**Records supplied**
begin
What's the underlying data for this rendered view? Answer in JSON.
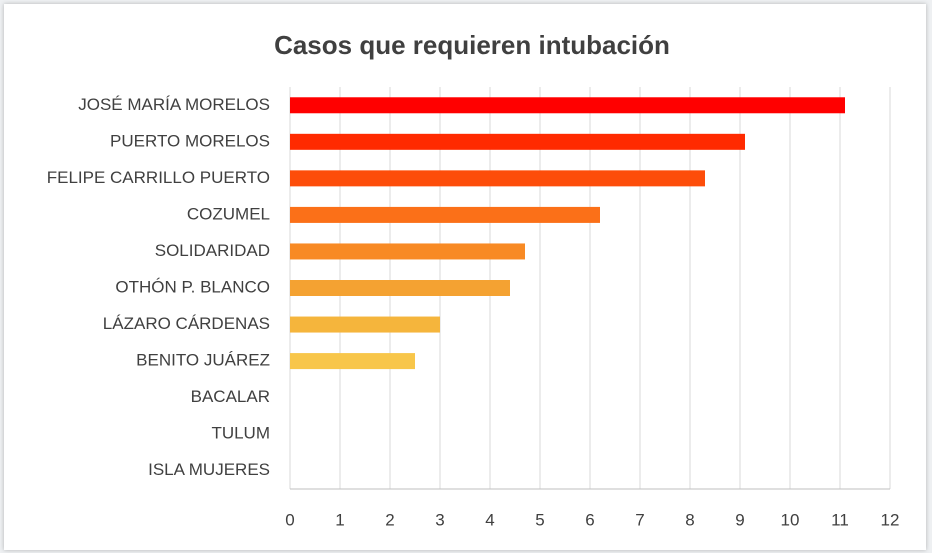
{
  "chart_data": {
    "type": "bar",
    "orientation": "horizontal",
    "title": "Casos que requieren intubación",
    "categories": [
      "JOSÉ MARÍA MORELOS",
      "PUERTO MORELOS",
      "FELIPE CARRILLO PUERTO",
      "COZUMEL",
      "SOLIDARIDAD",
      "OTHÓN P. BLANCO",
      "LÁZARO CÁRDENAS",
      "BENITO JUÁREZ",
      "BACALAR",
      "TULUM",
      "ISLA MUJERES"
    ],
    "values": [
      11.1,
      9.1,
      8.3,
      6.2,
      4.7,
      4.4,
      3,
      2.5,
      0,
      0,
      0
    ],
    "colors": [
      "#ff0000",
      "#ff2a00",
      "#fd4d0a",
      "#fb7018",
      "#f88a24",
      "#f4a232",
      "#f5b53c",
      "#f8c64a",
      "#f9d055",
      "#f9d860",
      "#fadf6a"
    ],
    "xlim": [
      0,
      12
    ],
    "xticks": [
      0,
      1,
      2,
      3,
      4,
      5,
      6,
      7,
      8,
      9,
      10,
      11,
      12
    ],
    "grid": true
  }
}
end
begin
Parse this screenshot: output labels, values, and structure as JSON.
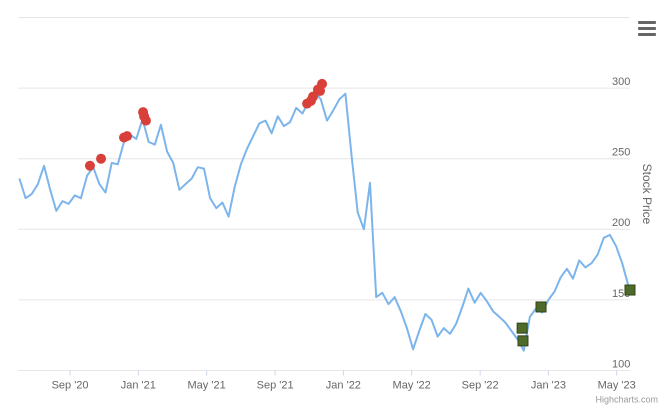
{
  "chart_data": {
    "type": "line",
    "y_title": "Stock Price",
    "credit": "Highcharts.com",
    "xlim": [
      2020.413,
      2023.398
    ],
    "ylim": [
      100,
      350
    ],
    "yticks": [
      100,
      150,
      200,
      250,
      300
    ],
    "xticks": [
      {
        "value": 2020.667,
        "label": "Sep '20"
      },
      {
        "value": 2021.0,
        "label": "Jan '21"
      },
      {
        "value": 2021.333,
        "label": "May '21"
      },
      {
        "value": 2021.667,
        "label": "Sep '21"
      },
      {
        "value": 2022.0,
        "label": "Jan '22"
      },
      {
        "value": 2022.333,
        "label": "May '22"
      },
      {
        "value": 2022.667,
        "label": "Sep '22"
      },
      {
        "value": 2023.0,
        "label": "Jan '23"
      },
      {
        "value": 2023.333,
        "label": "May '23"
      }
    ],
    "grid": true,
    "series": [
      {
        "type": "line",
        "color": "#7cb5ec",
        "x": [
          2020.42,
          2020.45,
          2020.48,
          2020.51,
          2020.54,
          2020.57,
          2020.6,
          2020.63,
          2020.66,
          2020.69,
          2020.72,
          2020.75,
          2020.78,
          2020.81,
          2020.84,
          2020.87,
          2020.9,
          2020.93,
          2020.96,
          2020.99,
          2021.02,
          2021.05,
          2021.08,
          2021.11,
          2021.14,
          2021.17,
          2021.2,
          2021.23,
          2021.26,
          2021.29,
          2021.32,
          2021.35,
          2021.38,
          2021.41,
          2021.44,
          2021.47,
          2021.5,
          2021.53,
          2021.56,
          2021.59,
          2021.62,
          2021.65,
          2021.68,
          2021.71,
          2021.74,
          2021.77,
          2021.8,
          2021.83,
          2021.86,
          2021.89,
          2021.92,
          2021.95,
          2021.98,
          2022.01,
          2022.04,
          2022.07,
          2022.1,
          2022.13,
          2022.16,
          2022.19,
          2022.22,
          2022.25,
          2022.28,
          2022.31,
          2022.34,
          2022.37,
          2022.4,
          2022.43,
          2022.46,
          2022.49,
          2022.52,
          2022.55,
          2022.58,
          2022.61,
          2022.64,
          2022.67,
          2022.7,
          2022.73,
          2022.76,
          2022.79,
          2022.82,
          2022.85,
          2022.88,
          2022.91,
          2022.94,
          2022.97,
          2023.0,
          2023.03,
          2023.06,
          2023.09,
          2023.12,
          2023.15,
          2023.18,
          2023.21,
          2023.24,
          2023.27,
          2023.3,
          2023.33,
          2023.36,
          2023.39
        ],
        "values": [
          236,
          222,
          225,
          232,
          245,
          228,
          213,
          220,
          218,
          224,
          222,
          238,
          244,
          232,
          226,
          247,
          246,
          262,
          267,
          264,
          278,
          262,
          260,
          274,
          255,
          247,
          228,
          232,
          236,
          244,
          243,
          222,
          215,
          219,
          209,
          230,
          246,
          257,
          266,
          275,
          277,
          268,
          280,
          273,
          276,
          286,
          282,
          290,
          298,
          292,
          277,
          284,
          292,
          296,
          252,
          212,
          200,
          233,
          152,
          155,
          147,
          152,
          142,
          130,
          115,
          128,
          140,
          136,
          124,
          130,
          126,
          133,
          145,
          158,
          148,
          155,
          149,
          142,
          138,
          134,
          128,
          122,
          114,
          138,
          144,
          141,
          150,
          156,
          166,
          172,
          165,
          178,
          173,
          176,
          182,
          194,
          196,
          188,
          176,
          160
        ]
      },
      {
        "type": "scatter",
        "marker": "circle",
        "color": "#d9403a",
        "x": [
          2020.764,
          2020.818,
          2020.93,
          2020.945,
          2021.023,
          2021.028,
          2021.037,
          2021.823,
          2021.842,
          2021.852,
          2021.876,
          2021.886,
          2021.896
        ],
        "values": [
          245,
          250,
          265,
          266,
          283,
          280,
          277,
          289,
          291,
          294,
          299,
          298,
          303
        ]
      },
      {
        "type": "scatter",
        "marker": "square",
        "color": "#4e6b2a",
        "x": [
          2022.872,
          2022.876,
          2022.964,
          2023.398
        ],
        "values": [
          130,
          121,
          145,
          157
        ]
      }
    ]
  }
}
end
**What you need to do**
Read through the entries and copy every line that includes "PUERTO".

**Exercise solution**
      "PUERTO MORELOS",
      "FELIPE CARRILLO PUERTO",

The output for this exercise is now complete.